Input for this task →

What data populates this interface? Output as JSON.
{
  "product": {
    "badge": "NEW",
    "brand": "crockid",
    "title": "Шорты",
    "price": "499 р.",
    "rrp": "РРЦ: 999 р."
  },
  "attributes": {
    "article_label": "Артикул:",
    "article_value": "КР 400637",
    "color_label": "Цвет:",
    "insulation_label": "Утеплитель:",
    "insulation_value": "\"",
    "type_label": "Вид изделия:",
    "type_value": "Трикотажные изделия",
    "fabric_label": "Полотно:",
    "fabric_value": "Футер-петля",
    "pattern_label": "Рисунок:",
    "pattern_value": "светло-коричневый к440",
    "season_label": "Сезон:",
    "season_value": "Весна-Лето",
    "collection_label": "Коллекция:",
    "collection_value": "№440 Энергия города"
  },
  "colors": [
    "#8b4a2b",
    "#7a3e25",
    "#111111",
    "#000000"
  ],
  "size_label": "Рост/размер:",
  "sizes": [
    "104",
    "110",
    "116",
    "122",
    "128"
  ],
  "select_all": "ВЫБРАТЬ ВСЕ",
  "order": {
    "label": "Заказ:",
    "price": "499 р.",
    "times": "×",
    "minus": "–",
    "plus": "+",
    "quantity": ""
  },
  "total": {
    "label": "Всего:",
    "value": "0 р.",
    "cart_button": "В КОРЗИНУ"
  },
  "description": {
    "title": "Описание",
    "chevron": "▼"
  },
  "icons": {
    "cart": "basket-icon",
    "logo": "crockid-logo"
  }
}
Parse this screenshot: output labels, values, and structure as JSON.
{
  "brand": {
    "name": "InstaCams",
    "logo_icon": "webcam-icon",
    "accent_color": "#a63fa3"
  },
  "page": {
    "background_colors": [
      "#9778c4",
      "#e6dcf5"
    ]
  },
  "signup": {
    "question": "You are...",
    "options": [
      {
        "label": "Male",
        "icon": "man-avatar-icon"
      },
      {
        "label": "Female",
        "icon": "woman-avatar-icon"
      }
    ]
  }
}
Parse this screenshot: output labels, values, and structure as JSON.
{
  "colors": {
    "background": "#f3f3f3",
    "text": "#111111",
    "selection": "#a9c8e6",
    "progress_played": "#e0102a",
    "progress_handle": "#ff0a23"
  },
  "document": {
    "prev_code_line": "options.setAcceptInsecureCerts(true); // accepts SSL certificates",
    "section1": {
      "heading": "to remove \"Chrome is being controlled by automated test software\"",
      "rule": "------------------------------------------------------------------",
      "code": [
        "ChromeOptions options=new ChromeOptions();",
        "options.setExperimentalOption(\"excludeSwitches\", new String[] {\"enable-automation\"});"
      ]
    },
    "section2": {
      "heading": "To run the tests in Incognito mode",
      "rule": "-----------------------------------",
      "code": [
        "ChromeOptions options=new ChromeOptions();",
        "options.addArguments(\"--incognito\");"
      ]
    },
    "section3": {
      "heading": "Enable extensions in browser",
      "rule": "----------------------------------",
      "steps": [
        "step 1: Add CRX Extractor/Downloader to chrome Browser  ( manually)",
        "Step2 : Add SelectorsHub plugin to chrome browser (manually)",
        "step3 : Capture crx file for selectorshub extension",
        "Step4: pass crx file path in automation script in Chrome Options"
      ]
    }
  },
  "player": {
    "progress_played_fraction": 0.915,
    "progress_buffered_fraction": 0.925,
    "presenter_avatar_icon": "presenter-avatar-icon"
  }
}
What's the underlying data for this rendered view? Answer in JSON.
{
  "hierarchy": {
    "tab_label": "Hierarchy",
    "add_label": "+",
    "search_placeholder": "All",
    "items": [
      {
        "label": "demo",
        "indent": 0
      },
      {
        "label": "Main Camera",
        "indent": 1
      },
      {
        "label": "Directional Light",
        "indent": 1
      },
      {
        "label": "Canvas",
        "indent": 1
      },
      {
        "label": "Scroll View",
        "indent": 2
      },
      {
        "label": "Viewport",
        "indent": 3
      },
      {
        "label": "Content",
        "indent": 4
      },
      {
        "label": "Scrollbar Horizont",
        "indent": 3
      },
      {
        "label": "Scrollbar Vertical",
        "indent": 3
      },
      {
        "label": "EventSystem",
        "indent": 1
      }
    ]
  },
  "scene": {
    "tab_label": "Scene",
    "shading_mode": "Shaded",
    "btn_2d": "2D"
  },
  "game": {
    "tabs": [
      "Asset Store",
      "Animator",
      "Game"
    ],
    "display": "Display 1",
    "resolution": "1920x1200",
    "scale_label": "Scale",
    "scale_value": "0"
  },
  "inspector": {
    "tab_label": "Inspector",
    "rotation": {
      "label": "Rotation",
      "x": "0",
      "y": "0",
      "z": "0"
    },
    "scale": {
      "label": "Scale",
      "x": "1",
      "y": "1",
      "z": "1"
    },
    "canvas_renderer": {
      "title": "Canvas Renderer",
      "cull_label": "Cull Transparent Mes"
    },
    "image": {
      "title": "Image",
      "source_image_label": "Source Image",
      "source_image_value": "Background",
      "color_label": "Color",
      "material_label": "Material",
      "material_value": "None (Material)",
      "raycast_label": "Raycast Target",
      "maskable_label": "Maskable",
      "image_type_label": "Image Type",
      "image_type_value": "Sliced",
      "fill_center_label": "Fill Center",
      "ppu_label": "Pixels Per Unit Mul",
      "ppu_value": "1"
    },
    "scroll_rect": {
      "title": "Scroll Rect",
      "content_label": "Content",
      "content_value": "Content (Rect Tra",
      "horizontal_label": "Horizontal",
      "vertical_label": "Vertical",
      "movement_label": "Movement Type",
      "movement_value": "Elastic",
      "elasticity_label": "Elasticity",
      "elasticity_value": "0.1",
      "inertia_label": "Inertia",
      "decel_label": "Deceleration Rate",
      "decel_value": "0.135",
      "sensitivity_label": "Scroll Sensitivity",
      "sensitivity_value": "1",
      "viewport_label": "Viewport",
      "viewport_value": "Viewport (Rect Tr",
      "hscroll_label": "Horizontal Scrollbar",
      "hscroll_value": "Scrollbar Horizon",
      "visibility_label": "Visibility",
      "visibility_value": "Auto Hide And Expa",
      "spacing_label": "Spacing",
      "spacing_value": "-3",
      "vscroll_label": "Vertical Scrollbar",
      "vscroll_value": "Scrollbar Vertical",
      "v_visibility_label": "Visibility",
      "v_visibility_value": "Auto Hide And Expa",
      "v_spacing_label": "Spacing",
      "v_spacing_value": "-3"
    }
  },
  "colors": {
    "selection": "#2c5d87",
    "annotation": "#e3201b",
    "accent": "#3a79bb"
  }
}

Task instructions → Extract all the entries word for word.

Exercise solution →
What data populates this interface? Output as JSON.
{
  "product": {
    "badge": "NEW",
    "brand": "crockid",
    "title": "Шорты",
    "price": "499 р.",
    "rrp": "РРЦ: 999 р."
  },
  "attributes": {
    "article_label": "Артикул:",
    "article_value": "КР 400637",
    "color_label": "Цвет:",
    "insulation_label": "Утеплитель:",
    "insulation_value": "\"",
    "type_label": "Вид изделия:",
    "type_value": "Трикотажные изделия",
    "fabric_label": "Полотно:",
    "fabric_value": "Футер-петля",
    "pattern_label": "Рисунок:",
    "pattern_value": "светло-коричневый к440",
    "season_label": "Сезон:",
    "season_value": "Весна-Лето",
    "collection_label": "Коллекция:",
    "collection_value": "№440 Энергия города"
  },
  "colors": [
    "#8b4a2b",
    "#7a3e25",
    "#111111",
    "#000000"
  ],
  "size_label": "Рост/размер:",
  "sizes": [
    "104",
    "110",
    "116",
    "122",
    "128"
  ],
  "select_all": "ВЫБРАТЬ ВСЕ",
  "order": {
    "label": "Заказ:",
    "price": "499 р.",
    "times": "×",
    "minus": "–",
    "plus": "+",
    "quantity": ""
  },
  "total": {
    "label": "Всего:",
    "value": "0 р.",
    "cart_button": "В КОРЗИНУ"
  },
  "description": {
    "title": "Описание",
    "chevron": "▼"
  },
  "icons": {
    "cart": "basket-icon",
    "logo": "crockid-logo"
  }
}
Parse this screenshot: output labels, values, and structure as JSON.
{
  "brand": {
    "name": "InstaCams",
    "logo_icon": "webcam-icon",
    "accent_color": "#a63fa3"
  },
  "page": {
    "background_colors": [
      "#9778c4",
      "#e6dcf5"
    ]
  },
  "signup": {
    "question": "You are...",
    "options": [
      {
        "label": "Male",
        "icon": "man-avatar-icon"
      },
      {
        "label": "Female",
        "icon": "woman-avatar-icon"
      }
    ]
  }
}
Parse this screenshot: output labels, values, and structure as JSON.
{
  "colors": {
    "background": "#f3f3f3",
    "text": "#111111",
    "selection": "#a9c8e6",
    "progress_played": "#e0102a",
    "progress_handle": "#ff0a23"
  },
  "document": {
    "prev_code_line": "options.setAcceptInsecureCerts(true); // accepts SSL certificates",
    "section1": {
      "heading": "to remove \"Chrome is being controlled by automated test software\"",
      "rule": "------------------------------------------------------------------",
      "code": [
        "ChromeOptions options=new ChromeOptions();",
        "options.setExperimentalOption(\"excludeSwitches\", new String[] {\"enable-automation\"});"
      ]
    },
    "section2": {
      "heading": "To run the tests in Incognito mode",
      "rule": "-----------------------------------",
      "code": [
        "ChromeOptions options=new ChromeOptions();",
        "options.addArguments(\"--incognito\");"
      ]
    },
    "section3": {
      "heading": "Enable extensions in browser",
      "rule": "----------------------------------",
      "steps": [
        "step 1: Add CRX Extractor/Downloader to chrome Browser  ( manually)",
        "Step2 : Add SelectorsHub plugin to chrome browser (manually)",
        "step3 : Capture crx file for selectorshub extension",
        "Step4: pass crx file path in automation script in Chrome Options"
      ]
    }
  },
  "player": {
    "progress_played_fraction": 0.915,
    "progress_buffered_fraction": 0.925,
    "presenter_avatar_icon": "presenter-avatar-icon"
  }
}
What's the underlying data for this rendered view? Answer in JSON.
{
  "hierarchy": {
    "tab_label": "Hierarchy",
    "add_label": "+",
    "search_placeholder": "All",
    "items": [
      {
        "label": "demo",
        "indent": 0
      },
      {
        "label": "Main Camera",
        "indent": 1
      },
      {
        "label": "Directional Light",
        "indent": 1
      },
      {
        "label": "Canvas",
        "indent": 1
      },
      {
        "label": "Scroll View",
        "indent": 2
      },
      {
        "label": "Viewport",
        "indent": 3
      },
      {
        "label": "Content",
        "indent": 4
      },
      {
        "label": "Scrollbar Horizont",
        "indent": 3
      },
      {
        "label": "Scrollbar Vertical",
        "indent": 3
      },
      {
        "label": "EventSystem",
        "indent": 1
      }
    ]
  },
  "scene": {
    "tab_label": "Scene",
    "shading_mode": "Shaded",
    "btn_2d": "2D"
  },
  "game": {
    "tabs": [
      "Asset Store",
      "Animator",
      "Game"
    ],
    "display": "Display 1",
    "resolution": "1920x1200",
    "scale_label": "Scale",
    "scale_value": "0"
  },
  "inspector": {
    "tab_label": "Inspector",
    "rotation": {
      "label": "Rotation",
      "x": "0",
      "y": "0",
      "z": "0"
    },
    "scale": {
      "label": "Scale",
      "x": "1",
      "y": "1",
      "z": "1"
    },
    "canvas_renderer": {
      "title": "Canvas Renderer",
      "cull_label": "Cull Transparent Mes"
    },
    "image": {
      "title": "Image",
      "source_image_label": "Source Image",
      "source_image_value": "Background",
      "color_label": "Color",
      "material_label": "Material",
      "material_value": "None (Material)",
      "raycast_label": "Raycast Target",
      "maskable_label": "Maskable",
      "image_type_label": "Image Type",
      "image_type_value": "Sliced",
      "fill_center_label": "Fill Center",
      "ppu_label": "Pixels Per Unit Mul",
      "ppu_value": "1"
    },
    "scroll_rect": {
      "title": "Scroll Rect",
      "content_label": "Content",
      "content_value": "Content (Rect Tra",
      "horizontal_label": "Horizontal",
      "vertical_label": "Vertical",
      "movement_label": "Movement Type",
      "movement_value": "Elastic",
      "elasticity_label": "Elasticity",
      "elasticity_value": "0.1",
      "inertia_label": "Inertia",
      "decel_label": "Deceleration Rate",
      "decel_value": "0.135",
      "sensitivity_label": "Scroll Sensitivity",
      "sensitivity_value": "1",
      "viewport_label": "Viewport",
      "viewport_value": "Viewport (Rect Tr",
      "hscroll_label": "Horizontal Scrollbar",
      "hscroll_value": "Scrollbar Horizon",
      "visibility_label": "Visibility",
      "visibility_value": "Auto Hide And Expa",
      "spacing_label": "Spacing",
      "spacing_value": "-3",
      "vscroll_label": "Vertical Scrollbar",
      "vscroll_value": "Scrollbar Vertical",
      "v_visibility_label": "Visibility",
      "v_visibility_value": "Auto Hide And Expa",
      "v_spacing_label": "Spacing",
      "v_spacing_value": "-3"
    }
  },
  "colors": {
    "selection": "#2c5d87",
    "annotation": "#e3201b",
    "accent": "#3a79bb"
  }
}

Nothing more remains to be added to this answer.